Please reproduce the stretch of the sentence-probability text below from "Why would we" through "text generation task.".

TEXT:
________
For every word in the text, we are going to multiply their conditional probability based on the prefix together to get the joint probability for the whole prefix. For example if there were 2 words in the text, we would do P(w2 | w1)*P(w1).

##Question 1.2 (10 points)
Why would we ever want to compute the joint probability of a sentence? Provide **two** different reasons why this probability might be useful to solve an NLP task.

---

The joint probability helps us compute the the overall proability of a sentence fpr a language modeling task. The joint probabilty also helps us in predicting the most probable next word for a text generation task.

##Question 1.3 (5 points)
Here is a simple way to build a language model: for any prefix $w_1, w_2, \dots, w_{i-1}$, retrieve all occurrences of that prefix in some huge text corpus (such as the [Common Crawl](https://commoncrawl.org/)) and keep count of the word $w_i$ that follows each occurrence. I can then use this to estimate the conditional probability $P(w_i|w_1, w_2, \dots, w_{i-1})$ for any prefix. Explain why this method is completely impractical!
________
ENTRIES SHOWN:
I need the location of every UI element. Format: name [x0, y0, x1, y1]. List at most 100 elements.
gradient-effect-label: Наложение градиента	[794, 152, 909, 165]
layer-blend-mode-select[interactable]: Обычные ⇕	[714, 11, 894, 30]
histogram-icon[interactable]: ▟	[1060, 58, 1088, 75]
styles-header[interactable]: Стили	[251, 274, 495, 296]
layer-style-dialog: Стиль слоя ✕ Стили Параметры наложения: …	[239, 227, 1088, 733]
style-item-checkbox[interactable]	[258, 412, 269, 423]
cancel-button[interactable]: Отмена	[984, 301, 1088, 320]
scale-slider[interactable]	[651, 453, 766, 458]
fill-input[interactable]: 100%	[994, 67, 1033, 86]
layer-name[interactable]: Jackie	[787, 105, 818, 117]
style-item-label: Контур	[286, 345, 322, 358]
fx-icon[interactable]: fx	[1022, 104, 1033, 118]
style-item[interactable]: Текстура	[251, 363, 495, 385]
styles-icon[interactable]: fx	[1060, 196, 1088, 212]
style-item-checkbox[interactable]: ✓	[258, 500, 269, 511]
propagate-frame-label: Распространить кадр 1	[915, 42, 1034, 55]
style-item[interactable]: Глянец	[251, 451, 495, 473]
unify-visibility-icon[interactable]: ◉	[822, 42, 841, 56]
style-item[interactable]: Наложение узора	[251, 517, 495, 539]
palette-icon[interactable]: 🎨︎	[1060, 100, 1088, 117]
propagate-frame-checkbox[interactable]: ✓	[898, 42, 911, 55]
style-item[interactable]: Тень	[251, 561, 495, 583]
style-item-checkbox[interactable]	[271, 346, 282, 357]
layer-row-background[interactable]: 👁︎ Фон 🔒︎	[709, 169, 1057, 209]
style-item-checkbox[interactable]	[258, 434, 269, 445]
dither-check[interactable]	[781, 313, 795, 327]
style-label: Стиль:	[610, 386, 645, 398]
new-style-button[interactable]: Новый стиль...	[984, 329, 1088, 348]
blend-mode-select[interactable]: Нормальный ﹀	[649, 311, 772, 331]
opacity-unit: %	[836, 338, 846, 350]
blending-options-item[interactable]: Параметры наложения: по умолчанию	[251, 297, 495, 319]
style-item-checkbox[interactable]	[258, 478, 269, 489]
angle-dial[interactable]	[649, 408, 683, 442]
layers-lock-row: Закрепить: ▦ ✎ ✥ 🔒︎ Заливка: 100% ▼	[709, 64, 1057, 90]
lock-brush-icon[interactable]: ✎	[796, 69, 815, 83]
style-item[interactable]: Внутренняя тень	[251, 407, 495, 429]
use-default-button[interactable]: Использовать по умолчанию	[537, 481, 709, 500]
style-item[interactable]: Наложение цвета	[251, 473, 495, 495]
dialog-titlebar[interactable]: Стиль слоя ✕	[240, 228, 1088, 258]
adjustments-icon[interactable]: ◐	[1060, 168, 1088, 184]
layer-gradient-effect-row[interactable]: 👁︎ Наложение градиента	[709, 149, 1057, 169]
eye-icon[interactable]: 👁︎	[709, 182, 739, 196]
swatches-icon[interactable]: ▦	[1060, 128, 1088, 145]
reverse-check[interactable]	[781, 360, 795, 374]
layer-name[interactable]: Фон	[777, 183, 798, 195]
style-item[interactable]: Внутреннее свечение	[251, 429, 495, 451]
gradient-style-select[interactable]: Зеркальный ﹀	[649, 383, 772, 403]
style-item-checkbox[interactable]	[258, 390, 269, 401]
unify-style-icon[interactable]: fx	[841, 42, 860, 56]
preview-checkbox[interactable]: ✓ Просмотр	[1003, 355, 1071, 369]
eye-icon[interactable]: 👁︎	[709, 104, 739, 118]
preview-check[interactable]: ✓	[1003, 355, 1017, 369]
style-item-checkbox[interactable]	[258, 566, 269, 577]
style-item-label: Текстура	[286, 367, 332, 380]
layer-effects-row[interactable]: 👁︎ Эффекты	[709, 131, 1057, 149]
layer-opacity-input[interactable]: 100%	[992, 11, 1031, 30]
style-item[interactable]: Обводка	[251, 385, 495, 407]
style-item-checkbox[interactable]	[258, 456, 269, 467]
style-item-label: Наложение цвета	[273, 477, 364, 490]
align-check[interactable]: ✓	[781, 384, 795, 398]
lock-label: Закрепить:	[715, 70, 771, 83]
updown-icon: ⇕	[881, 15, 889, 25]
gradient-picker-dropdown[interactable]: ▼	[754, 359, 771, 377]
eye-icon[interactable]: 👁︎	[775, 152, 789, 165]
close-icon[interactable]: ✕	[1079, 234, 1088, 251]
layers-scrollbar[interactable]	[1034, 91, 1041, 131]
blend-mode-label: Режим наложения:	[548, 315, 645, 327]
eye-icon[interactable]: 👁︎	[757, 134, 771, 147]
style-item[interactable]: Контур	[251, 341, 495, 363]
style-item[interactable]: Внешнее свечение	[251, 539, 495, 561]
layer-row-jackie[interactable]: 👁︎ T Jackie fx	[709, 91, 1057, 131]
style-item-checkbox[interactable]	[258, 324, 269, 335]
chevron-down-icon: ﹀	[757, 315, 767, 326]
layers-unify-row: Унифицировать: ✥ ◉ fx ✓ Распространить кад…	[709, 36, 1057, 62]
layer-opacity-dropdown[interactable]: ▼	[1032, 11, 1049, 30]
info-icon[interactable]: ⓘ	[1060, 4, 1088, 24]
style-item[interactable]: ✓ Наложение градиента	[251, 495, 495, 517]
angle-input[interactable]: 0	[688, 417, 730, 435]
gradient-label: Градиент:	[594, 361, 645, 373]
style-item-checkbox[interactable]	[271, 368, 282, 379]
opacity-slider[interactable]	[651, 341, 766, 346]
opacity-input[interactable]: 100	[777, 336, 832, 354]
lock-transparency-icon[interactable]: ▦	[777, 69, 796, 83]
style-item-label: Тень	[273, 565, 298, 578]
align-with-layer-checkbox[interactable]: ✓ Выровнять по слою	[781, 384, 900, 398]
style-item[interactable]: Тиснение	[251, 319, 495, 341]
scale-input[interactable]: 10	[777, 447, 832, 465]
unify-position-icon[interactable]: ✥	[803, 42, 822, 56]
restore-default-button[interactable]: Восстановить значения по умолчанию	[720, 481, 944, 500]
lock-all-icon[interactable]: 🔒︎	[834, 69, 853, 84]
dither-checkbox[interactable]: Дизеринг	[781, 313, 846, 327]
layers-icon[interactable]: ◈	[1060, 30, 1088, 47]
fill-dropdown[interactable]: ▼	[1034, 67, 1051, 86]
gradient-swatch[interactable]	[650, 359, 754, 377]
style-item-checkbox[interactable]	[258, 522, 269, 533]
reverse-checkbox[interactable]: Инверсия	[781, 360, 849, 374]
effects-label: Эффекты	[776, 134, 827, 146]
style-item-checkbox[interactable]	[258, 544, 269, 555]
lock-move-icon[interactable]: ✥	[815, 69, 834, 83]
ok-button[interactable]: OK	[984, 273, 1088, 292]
________
SOLUTION BELOW:
Why would we ever want to compute the joint probability of a sentence? Provide **two** different reasons why this probability might be useful to solve an NLP task.

---

The joint probability helps us compute the the overall proability of a sentence fpr a language modeling task. The joint probabilty also helps us in predicting the most probable next word for a text generation task.